● RECORDS FOR THIS TASK
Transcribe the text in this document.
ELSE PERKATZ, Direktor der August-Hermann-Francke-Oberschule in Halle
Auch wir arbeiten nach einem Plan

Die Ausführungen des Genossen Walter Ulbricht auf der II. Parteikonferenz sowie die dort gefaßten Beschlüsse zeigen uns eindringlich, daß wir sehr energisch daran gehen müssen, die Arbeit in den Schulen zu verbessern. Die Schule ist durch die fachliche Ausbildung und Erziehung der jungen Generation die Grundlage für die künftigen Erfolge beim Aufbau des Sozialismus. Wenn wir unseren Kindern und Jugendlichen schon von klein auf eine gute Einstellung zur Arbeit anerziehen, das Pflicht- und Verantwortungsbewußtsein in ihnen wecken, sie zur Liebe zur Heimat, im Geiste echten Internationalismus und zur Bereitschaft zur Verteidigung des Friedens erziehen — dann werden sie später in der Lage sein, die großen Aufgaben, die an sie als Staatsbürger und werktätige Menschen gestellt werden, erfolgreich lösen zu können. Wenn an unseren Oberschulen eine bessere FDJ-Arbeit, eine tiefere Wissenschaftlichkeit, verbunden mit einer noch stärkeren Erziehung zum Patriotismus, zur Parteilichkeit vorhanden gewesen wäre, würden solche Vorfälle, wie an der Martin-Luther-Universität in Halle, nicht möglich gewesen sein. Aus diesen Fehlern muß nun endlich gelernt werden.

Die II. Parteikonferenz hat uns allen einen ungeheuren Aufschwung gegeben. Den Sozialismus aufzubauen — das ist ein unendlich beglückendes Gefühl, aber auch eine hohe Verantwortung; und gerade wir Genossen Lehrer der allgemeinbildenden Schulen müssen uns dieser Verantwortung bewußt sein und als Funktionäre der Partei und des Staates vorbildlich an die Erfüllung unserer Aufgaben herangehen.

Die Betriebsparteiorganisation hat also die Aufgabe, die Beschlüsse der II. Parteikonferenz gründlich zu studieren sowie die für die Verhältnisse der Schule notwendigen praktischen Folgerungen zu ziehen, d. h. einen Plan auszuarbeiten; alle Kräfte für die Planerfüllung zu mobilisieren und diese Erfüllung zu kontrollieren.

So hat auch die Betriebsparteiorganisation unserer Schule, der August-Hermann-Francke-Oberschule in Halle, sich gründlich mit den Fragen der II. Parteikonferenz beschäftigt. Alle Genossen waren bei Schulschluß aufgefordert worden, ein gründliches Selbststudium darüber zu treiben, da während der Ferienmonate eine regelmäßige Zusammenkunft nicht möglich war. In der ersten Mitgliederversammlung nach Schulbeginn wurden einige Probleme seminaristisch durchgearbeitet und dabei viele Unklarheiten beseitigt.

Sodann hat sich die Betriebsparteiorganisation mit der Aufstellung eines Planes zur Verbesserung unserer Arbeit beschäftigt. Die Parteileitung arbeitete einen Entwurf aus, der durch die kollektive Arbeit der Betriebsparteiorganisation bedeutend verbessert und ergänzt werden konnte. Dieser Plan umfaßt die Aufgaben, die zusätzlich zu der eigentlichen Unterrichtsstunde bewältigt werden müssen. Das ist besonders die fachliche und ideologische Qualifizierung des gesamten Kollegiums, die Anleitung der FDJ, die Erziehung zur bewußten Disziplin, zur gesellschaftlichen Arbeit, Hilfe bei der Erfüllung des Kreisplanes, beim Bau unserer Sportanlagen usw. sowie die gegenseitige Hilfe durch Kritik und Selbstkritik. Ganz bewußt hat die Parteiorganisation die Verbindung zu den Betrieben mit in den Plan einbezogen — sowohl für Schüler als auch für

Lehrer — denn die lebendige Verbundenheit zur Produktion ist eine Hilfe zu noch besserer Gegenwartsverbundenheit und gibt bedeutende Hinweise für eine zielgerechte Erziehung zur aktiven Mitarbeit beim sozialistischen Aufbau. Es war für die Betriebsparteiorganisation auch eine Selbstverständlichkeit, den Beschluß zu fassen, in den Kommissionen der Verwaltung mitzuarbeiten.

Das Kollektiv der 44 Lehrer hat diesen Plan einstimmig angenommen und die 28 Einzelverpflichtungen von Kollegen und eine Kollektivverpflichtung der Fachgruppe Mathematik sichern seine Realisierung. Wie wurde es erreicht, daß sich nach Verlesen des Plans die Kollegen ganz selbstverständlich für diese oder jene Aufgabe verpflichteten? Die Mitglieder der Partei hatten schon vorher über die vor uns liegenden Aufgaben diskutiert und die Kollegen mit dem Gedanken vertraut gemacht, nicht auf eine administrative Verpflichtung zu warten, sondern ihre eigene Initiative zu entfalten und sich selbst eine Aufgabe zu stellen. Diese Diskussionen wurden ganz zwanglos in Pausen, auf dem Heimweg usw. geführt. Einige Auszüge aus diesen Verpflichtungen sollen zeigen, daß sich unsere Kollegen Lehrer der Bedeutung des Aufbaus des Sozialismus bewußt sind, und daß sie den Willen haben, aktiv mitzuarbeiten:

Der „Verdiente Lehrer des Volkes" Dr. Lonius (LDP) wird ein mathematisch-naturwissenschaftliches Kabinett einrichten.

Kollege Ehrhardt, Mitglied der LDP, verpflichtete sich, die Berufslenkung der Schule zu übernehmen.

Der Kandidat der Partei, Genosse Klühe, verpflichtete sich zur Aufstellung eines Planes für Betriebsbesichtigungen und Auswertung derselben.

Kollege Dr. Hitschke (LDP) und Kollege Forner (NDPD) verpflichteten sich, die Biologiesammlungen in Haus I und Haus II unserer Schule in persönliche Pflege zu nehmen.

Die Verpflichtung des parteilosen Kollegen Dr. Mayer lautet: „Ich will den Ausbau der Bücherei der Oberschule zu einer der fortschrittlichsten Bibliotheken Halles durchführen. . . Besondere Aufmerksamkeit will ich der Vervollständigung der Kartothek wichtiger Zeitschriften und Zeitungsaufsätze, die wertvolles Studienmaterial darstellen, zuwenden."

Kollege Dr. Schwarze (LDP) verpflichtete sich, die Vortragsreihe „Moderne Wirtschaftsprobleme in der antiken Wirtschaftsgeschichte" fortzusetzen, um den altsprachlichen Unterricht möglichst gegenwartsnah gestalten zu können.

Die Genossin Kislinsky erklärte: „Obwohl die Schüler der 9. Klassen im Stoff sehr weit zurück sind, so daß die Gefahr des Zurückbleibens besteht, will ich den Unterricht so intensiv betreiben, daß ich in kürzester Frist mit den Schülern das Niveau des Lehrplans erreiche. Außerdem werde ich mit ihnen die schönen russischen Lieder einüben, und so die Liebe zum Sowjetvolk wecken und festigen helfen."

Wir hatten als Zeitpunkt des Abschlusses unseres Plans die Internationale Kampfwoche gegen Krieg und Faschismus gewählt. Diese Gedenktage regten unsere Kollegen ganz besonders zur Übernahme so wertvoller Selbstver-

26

● TRY IT
What is needed is an exact transcription of every record above.

● EXPECTED OUTPUT
Transcribe the text in this document.
ELSE PERKATZ, Direktor der August-Hermann-Francke-Oberschule in Halle
Auch wir arbeiten nach einem Plan

Die Ausführungen des Genossen Walter Ulbricht auf der II. Parteikonferenz sowie die dort gefaßten Beschlüsse zeigen uns eindringlich, daß wir sehr energisch daran gehen müssen, die Arbeit in den Schulen zu verbessern. Die Schule ist durch die fachliche Ausbildung und Erziehung der jungen Generation die Grundlage für die künftigen Erfolge beim Aufbau des Sozialismus. Wenn wir unseren Kindern und Jugendlichen schon von klein auf eine gute Einstellung zur Arbeit anerziehen, das Pflicht- und Verantwortungsbewußtsein in ihnen wecken, sie zur Liebe zur Heimat, im Geiste echten Internationalismus und zur Bereitschaft zur Verteidigung des Friedens erziehen — dann werden sie später in der Lage sein, die großen Aufgaben, die an sie als Staatsbürger und werktätige Menschen gestellt werden, erfolgreich lösen zu können. Wenn an unseren Oberschulen eine bessere FDJ-Arbeit, eine tiefere Wissenschaftlichkeit, verbunden mit einer noch stärkeren Erziehung zum Patriotismus, zur Parteilichkeit vorhanden gewesen wäre, würden solche Vorfälle, wie an der Martin-Luther-Universität in Halle, nicht möglich gewesen sein. Aus diesen Fehlern muß nun endlich gelernt werden.

Die II. Parteikonferenz hat uns allen einen ungeheuren Aufschwung gegeben. Den Sozialismus aufzubauen — das ist ein unendlich beglückendes Gefühl, aber auch eine hohe Verantwortung; und gerade wir Genossen Lehrer der allgemeinbildenden Schulen müssen uns dieser Verantwortung bewußt sein und als Funktionäre der Partei und des Staates vorbildlich an die Erfüllung unserer Aufgaben herangehen.

Die Betriebsparteiorganisation hat also die Aufgabe, die Beschlüsse der II. Parteikonferenz gründlich zu studieren sowie die für die Verhältnisse der Schule notwendigen praktischen Folgerungen zu ziehen, d. h. einen Plan auszuarbeiten; alle Kräfte für die Planerfüllung zu mobilisieren und diese Erfüllung zu kontrollieren.

So hat auch die Betriebsparteiorganisation unserer Schule, der August-Hermann-Francke-Oberschule in Halle, sich gründlich mit den Fragen der II. Parteikonferenz beschäftigt. Alle Genossen waren bei Schulschluß aufgefordert worden, ein gründliches Selbststudium darüber zu treiben, da während der Ferienmonate eine regelmäßige Zusammenkunft nicht möglich war. In der ersten Mitgliederversammlung nach Schulbeginn wurden einige Probleme seminaristisch durchgearbeitet und dabei viele Unklarheiten beseitigt.

Sodann hat sich die Betriebsparteiorganisation mit der Aufstellung eines Planes zur Verbesserung unserer Arbeit beschäftigt. Die Parteileitung arbeitete einen Entwurf aus, der durch die kollektive Arbeit der Betriebsparteiorganisation bedeutend verbessert und ergänzt werden konnte. Dieser Plan umfaßt die Aufgaben, die zusätzlich zu der eigentlichen Unterrichtsstunde bewältigt werden müssen. Das ist besonders die fachliche und ideologische Qualifizierung des gesamten Kollegiums, die Anleitung der FDJ, die Erziehung zur bewußten Disziplin, zur gesellschaftlichen Arbeit, Hilfe bei der Erfüllung des Kreisplanes, beim Bau unserer Sportanlagen usw. sowie die gegenseitige Hilfe durch Kritik und Selbstkritik. Ganz bewußt hat die Parteiorganisation die Verbindung zu den Betrieben mit in den Plan einbezogen — sowohl für Schüler als auch für

Lehrer — denn die lebendige Verbundenheit zur Produktion ist eine Hilfe zu noch besserer Gegenwartsverbundenheit und gibt bedeutende Hinweise für eine zielgerechte Erziehung zur aktiven Mitarbeit beim sozialistischen Aufbau. Es war für die Betriebsparteiorganisation auch eine Selbstverständlichkeit, den Beschluß zu fassen, in den Kommissionen der Verwaltung mitzuarbeiten.

Das Kollektiv der 44 Lehrer hat diesen Plan einstimmig angenommen und die 28 Einzelverpflichtungen von Kollegen und eine Kollektivverpflichtung der Fachgruppe Mathematik sichern seine Realisierung. Wie wurde es erreicht, daß sich nach Verlesen des Plans die Kollegen ganz selbstverständlich für diese oder jene Aufgabe verpflichteten? Die Mitglieder der Partei hatten schon vorher über die vor uns liegenden Aufgaben diskutiert und die Kollegen mit dem Gedanken vertraut gemacht, nicht auf eine administrative Verpflichtung zu warten, sondern ihre eigene Initiative zu entfalten und sich selbst eine Aufgabe zu stellen. Diese Diskussionen wurden ganz zwanglos in Pausen, auf dem Heimweg usw. geführt. Einige Auszüge aus diesen Verpflichtungen sollen zeigen, daß sich unsere Kollegen Lehrer der Bedeutung des Aufbaus des Sozialismus bewußt sind, und daß sie den Willen haben, aktiv mitzuarbeiten:

Der „Verdiente Lehrer des Volkes" Dr. Lonius (LDP) wird ein mathematisch-naturwissenschaftliches Kabinett einrichten.

Kollege Ehrhardt, Mitglied der LDP, verpflichtete sich, die Berufslenkung der Schule zu übernehmen.

Der Kandidat der Partei, Genosse Klühe, verpflichtete sich zur Aufstellung eines Planes für Betriebsbesichtigungen und Auswertung derselben.

Kollege Dr. Hitschke (LDP) und Kollege Forner (NDPD) verpflichteten sich, die Biologiesammlungen in Haus I und Haus II unserer Schule in persönliche Pflege zu nehmen.

Die Verpflichtung des parteilosen Kollegen Dr. Mayer lautet: „Ich will den Ausbau der Bücherei der Oberschule zu einer der fortschrittlichsten Bibliotheken Halles durchführen. . . Besondere Aufmerksamkeit will ich der Vervollständigung der Kartothek wichtiger Zeitschriften und Zeitungsaufsätze, die wertvolles Studienmaterial darstellen, zuwenden."

Kollege Dr. Schwarze (LDP) verpflichtete sich, die Vortragsreihe „Moderne Wirtschaftsprobleme in der antiken Wirtschaftsgeschichte" fortzusetzen, um den altsprachlichen Unterricht möglichst gegenwartsnah gestalten zu können.

Die Genossin Kislinsky erklärte: „Obwohl die Schüler der 9. Klassen im Stoff sehr weit zurück sind, so daß die Gefahr des Zurückbleibens besteht, will ich den Unterricht so intensiv betreiben, daß ich in kürzester Frist mit den Schülern das Niveau des Lehrplans erreiche. Außerdem werde ich mit ihnen die schönen russischen Lieder einüben, und so die Liebe zum Sowjetvolk wecken und festigen helfen."

Wir hatten als Zeitpunkt des Abschlusses unseres Plans die Internationale Kampfwoche gegen Krieg und Faschismus gewählt. Diese Gedenktage regten unsere Kollegen ganz besonders zur Übernahme so wertvoller Selbstver-

26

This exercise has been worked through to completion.